Spatial layout data:
————————
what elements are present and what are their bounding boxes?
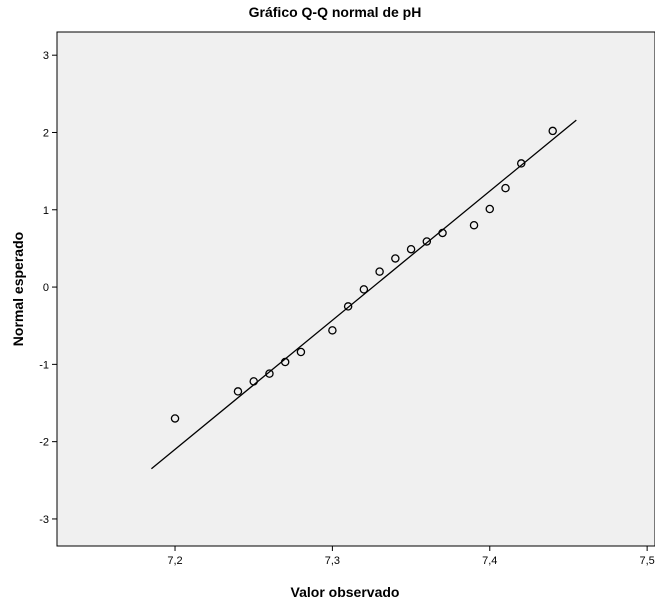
data-point: [280, 357, 290, 367]
y-tick-label: 3: [43, 50, 49, 62]
data-point: [516, 159, 526, 168]
plot-area: [56, 31, 655, 547]
data-point: [359, 285, 369, 294]
data-point: [233, 387, 243, 396]
data-point: [422, 237, 432, 246]
data-point: [328, 326, 337, 335]
x-axis: 7,2 7,3 7,4 7,5: [167, 546, 655, 567]
x-axis-label: Valor observado: [291, 584, 400, 600]
x-tick-label: 7,5: [639, 555, 654, 567]
data-point: [501, 183, 510, 193]
reference-line-group: [151, 119, 577, 470]
data-point: [249, 377, 258, 386]
data-point: [343, 302, 353, 311]
x-tick-label: 7,2: [167, 555, 182, 567]
y-tick-label: -2: [39, 437, 49, 449]
chart-title: Gráfico Q-Q normal de pH: [249, 4, 422, 20]
y-axis-label: Normal esperado: [10, 232, 26, 346]
data-point: [438, 228, 447, 238]
data-point: [469, 220, 479, 230]
data-point: [391, 254, 400, 263]
data-point: [406, 244, 416, 254]
y-tick-label: 2: [43, 127, 49, 139]
data-point: [170, 414, 180, 423]
y-tick-label: -1: [39, 359, 49, 371]
x-tick-label: 7,3: [325, 555, 340, 567]
data-point: [548, 126, 557, 136]
data-point: [296, 347, 306, 357]
reference-line: [151, 119, 577, 470]
y-tick-label: 1: [43, 205, 49, 217]
x-tick-label: 7,4: [482, 555, 497, 567]
data-point: [265, 369, 274, 378]
data-point: [375, 267, 384, 276]
data-point: [485, 204, 495, 214]
data-points: [170, 126, 557, 423]
y-tick-label: -3: [39, 514, 49, 526]
y-tick-label: 0: [43, 282, 49, 294]
y-axis: 3 2 1 0 -1 -2 -3: [39, 50, 57, 526]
————————
■ TASK DESCRIPTION: Give the lines of the items above as a JSON list of strings, one string per line, leaving out blank lines. Leave the pictures out of the answer.

■ COMPLETED TASK:
[
  "what elements are present and what are their bounding boxes?",
  "data-point: [280, 357, 290, 367]",
  "y-tick-label: 3: [43, 50, 49, 62]",
  "data-point: [516, 159, 526, 168]",
  "plot-area: [56, 31, 655, 547]",
  "data-point: [359, 285, 369, 294]",
  "data-point: [233, 387, 243, 396]",
  "data-point: [422, 237, 432, 246]",
  "data-point: [328, 326, 337, 335]",
  "x-axis: 7,2 7,3 7,4 7,5: [167, 546, 655, 567]",
  "x-axis-label: Valor observado: [291, 584, 400, 600]",
  "x-tick-label: 7,5: [639, 555, 654, 567]",
  "data-point: [501, 183, 510, 193]",
  "reference-line-group: [151, 119, 577, 470]",
  "data-point: [249, 377, 258, 386]",
  "data-point: [343, 302, 353, 311]",
  "x-tick-label: 7,2: [167, 555, 182, 567]",
  "y-tick-label: -2: [39, 437, 49, 449]",
  "chart-title: Gráfico Q-Q normal de pH: [249, 4, 422, 20]",
  "y-axis-label: Normal esperado: [10, 232, 26, 346]",
  "data-point: [438, 228, 447, 238]",
  "data-point: [469, 220, 479, 230]",
  "data-point: [391, 254, 400, 263]",
  "data-point: [406, 244, 416, 254]",
  "y-tick-label: 2: [43, 127, 49, 139]",
  "data-point: [170, 414, 180, 423]",
  "y-tick-label: -1: [39, 359, 49, 371]",
  "x-tick-label: 7,3: [325, 555, 340, 567]",
  "data-point: [548, 126, 557, 136]",
  "data-point: [296, 347, 306, 357]",
  "reference-line: [151, 119, 577, 470]",
  "y-tick-label: 1: [43, 205, 49, 217]",
  "x-tick-label: 7,4: [482, 555, 497, 567]",
  "data-point: [265, 369, 274, 378]",
  "data-point: [375, 267, 384, 276]",
  "data-point: [485, 204, 495, 214]",
  "data-points: [170, 126, 557, 423]",
  "y-tick-label: -3: [39, 514, 49, 526]",
  "y-tick-label: 0: [43, 282, 49, 294]",
  "y-axis: 3 2 1 0 -1 -2 -3: [39, 50, 57, 526]"
]